● **What the task requires**
Repeat each record below exactly, dropping the pictures.

● **Dataset extract**
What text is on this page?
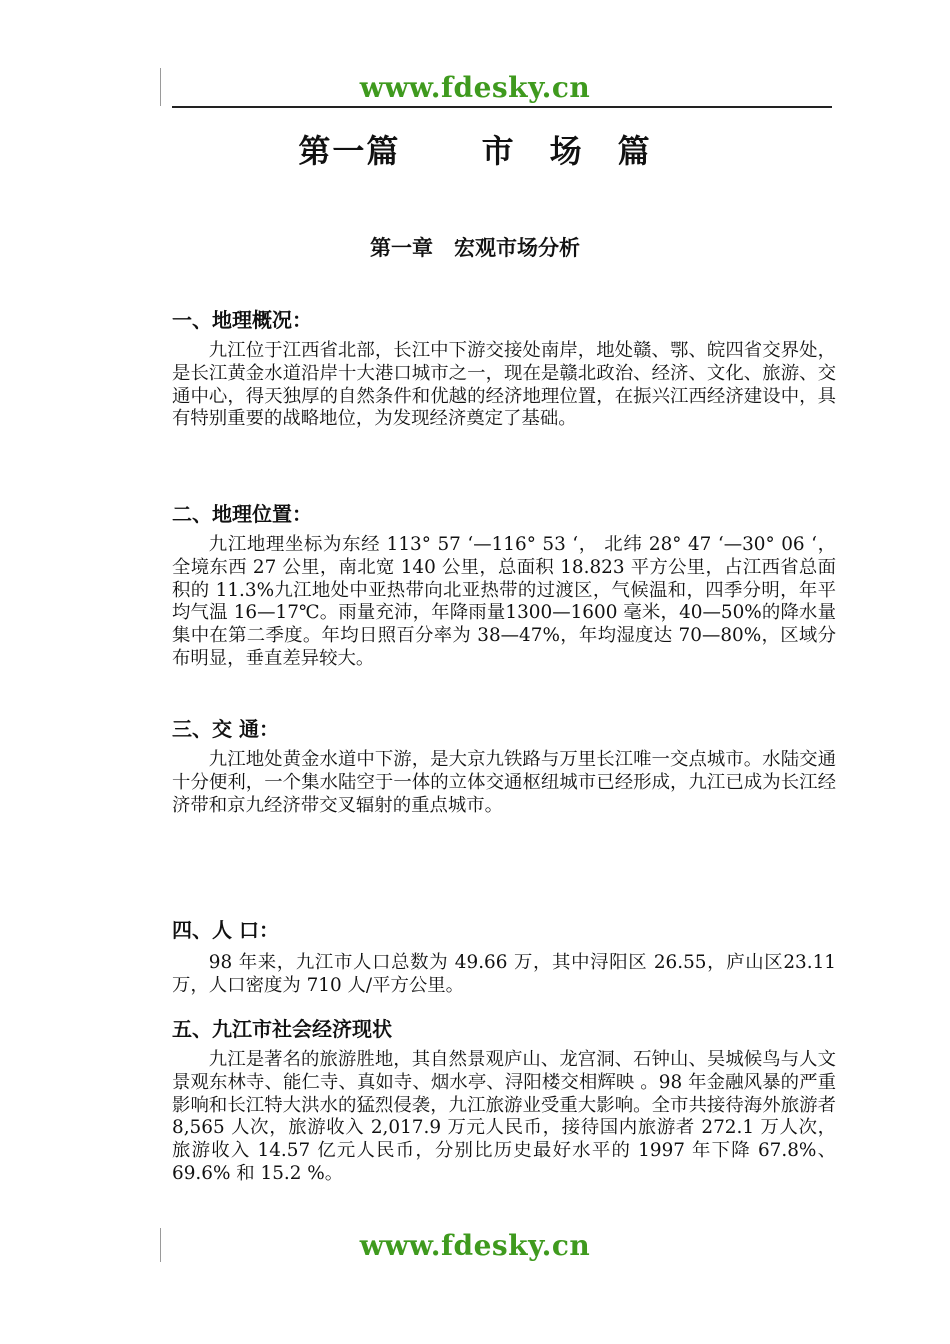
www.fdesky.cn
第一篇　　 市　场　篇
第一章　宏观市场分析
一、地理概况：

九江位于江西省北部，长江中下游交接处南岸，地处赣、鄂、皖四省交界处，是长江黄金水道沿岸十大港口城市之一，现在是赣北政治、经济、文化、旅游、交通中心，得天独厚的自然条件和优越的经济地理位置，在振兴江西经济建设中，具有特别重要的战略地位，为发现经济奠定了基础。

二、地理位置：

九江地理坐标为东经 113° 57 ‘—116° 53 ‘， 北纬 28° 47 ‘—30° 06 ‘，全境东西 27 公里，南北宽 140 公里，总面积 18.823 平方公里，占江西省总面积的 11.3%九江地处中亚热带向北亚热带的过渡区，气候温和，四季分明，年平均气温 16—17℃。雨量充沛，年降雨量1300—1600 毫米，40—50%的降水量集中在第二季度。年均日照百分率为 38—47%，年均湿度达 70—80%，区域分布明显，垂直差异较大。

三、交 通：

九江地处黄金水道中下游，是大京九铁路与万里长江唯一交点城市。水陆交通十分便利，一个集水陆空于一体的立体交通枢纽城市已经形成，九江已成为长江经济带和京九经济带交叉辐射的重点城市。

四、人 口：

98 年来，九江市人口总数为 49.66 万，其中浔阳区 26.55，庐山区23.11 万，人口密度为 710 人/平方公里。

五、九江市社会经济现状

九江是著名的旅游胜地，其自然景观庐山、龙宫洞、石钟山、吴城候鸟与人文景观东林寺、能仁寺、真如寺、烟水亭、浔阳楼交相辉映 。98 年金融风暴的严重影响和长江特大洪水的猛烈侵袭，九江旅游业受重大影响。全市共接待海外旅游者 8,565 人次，旅游收入 2,017.9 万元人民币，接待国内旅游者 272.1 万人次，旅游收入 14.57 亿元人民币，分别比历史最好水平的 1997 年下降 67.8%、69.6% 和 15.2 %。

www.fdesky.cn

● **Final answer**
What text is on this page?
www.fdesky.cn
第一篇　　 市　场　篇
第一章　宏观市场分析
一、地理概况：

九江位于江西省北部，长江中下游交接处南岸，地处赣、鄂、皖四省交界处，是长江黄金水道沿岸十大港口城市之一，现在是赣北政治、经济、文化、旅游、交通中心，得天独厚的自然条件和优越的经济地理位置，在振兴江西经济建设中，具有特别重要的战略地位，为发现经济奠定了基础。

二、地理位置：

九江地理坐标为东经 113° 57 ‘—116° 53 ‘， 北纬 28° 47 ‘—30° 06 ‘，全境东西 27 公里，南北宽 140 公里，总面积 18.823 平方公里，占江西省总面积的 11.3%九江地处中亚热带向北亚热带的过渡区，气候温和，四季分明，年平均气温 16—17℃。雨量充沛，年降雨量1300—1600 毫米，40—50%的降水量集中在第二季度。年均日照百分率为 38—47%，年均湿度达 70—80%，区域分布明显，垂直差异较大。

三、交 通：

九江地处黄金水道中下游，是大京九铁路与万里长江唯一交点城市。水陆交通十分便利，一个集水陆空于一体的立体交通枢纽城市已经形成，九江已成为长江经济带和京九经济带交叉辐射的重点城市。

四、人 口：

98 年来，九江市人口总数为 49.66 万，其中浔阳区 26.55，庐山区23.11 万，人口密度为 710 人/平方公里。

五、九江市社会经济现状

九江是著名的旅游胜地，其自然景观庐山、龙宫洞、石钟山、吴城候鸟与人文景观东林寺、能仁寺、真如寺、烟水亭、浔阳楼交相辉映 。98 年金融风暴的严重影响和长江特大洪水的猛烈侵袭，九江旅游业受重大影响。全市共接待海外旅游者 8,565 人次，旅游收入 2,017.9 万元人民币，接待国内旅游者 272.1 万人次，旅游收入 14.57 亿元人民币，分别比历史最好水平的 1997 年下降 67.8%、69.6% 和 15.2 %。

www.fdesky.cn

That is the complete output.